(STATED TASK):
Extract all of the data and reproduce it precisely.

(SOURCE DATA):
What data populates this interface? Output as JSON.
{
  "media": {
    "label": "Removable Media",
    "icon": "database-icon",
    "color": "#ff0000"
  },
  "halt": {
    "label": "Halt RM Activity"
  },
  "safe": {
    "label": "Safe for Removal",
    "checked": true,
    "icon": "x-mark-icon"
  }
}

(SOLVED PROBLEM):
What data populates this interface? Output as JSON.
{
  "media": {
    "label": "Removable Media",
    "icon": "database-icon",
    "color": "#ff0000"
  },
  "halt": {
    "label": "Halt RM Activity"
  },
  "safe": {
    "label": "Safe for Removal",
    "checked": true,
    "icon": "x-mark-icon"
  }
}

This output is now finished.